- To do
Search the listing below for the word "document" and copy each line that holds it.
** START Records to process **
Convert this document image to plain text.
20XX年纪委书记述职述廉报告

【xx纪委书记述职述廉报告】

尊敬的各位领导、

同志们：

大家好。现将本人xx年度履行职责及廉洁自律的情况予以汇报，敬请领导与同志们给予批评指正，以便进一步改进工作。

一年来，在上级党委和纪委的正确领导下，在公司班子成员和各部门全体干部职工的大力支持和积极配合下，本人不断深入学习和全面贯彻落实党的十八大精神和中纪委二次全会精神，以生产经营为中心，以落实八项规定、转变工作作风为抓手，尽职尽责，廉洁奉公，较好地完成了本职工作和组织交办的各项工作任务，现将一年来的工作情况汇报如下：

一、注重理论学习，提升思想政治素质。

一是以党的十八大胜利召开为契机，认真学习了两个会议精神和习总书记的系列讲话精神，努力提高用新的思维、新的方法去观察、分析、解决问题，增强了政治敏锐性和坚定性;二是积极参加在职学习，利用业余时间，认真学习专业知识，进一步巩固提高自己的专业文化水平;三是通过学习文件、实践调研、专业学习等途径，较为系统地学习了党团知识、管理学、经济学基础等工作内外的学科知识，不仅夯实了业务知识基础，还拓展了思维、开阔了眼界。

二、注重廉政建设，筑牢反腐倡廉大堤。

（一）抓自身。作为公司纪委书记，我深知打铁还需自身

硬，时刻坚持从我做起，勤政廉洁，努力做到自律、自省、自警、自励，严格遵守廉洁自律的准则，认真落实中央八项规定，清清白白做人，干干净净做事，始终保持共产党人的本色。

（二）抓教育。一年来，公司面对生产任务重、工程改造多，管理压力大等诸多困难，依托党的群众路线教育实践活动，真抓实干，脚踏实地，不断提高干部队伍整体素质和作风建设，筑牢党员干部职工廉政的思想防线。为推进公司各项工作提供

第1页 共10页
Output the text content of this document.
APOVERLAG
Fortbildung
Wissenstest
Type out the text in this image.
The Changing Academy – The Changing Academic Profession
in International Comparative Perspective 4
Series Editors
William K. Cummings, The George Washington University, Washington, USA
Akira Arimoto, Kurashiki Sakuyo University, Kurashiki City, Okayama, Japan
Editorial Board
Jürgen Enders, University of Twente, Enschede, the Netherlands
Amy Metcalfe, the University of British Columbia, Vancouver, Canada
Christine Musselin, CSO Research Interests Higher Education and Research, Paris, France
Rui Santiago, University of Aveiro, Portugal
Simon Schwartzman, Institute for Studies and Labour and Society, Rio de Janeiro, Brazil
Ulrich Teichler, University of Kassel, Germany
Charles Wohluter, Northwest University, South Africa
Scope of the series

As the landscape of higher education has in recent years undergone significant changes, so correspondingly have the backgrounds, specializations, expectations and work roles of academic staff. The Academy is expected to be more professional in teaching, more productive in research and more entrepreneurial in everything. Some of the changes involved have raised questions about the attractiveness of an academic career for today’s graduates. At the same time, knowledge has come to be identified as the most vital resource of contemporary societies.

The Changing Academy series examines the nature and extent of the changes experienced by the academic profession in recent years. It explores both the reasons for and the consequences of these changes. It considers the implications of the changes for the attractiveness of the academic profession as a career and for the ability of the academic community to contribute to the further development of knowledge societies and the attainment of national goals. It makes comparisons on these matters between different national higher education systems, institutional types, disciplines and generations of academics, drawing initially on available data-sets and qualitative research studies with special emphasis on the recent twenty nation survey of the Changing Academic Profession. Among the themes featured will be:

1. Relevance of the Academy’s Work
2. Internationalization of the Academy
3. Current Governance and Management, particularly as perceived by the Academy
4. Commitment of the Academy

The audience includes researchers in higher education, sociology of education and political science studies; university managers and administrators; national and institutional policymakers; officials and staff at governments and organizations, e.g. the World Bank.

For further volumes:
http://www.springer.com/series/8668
** END Records to process **
- Task answer
Convert this document image to plain text.
Output the text content of this document.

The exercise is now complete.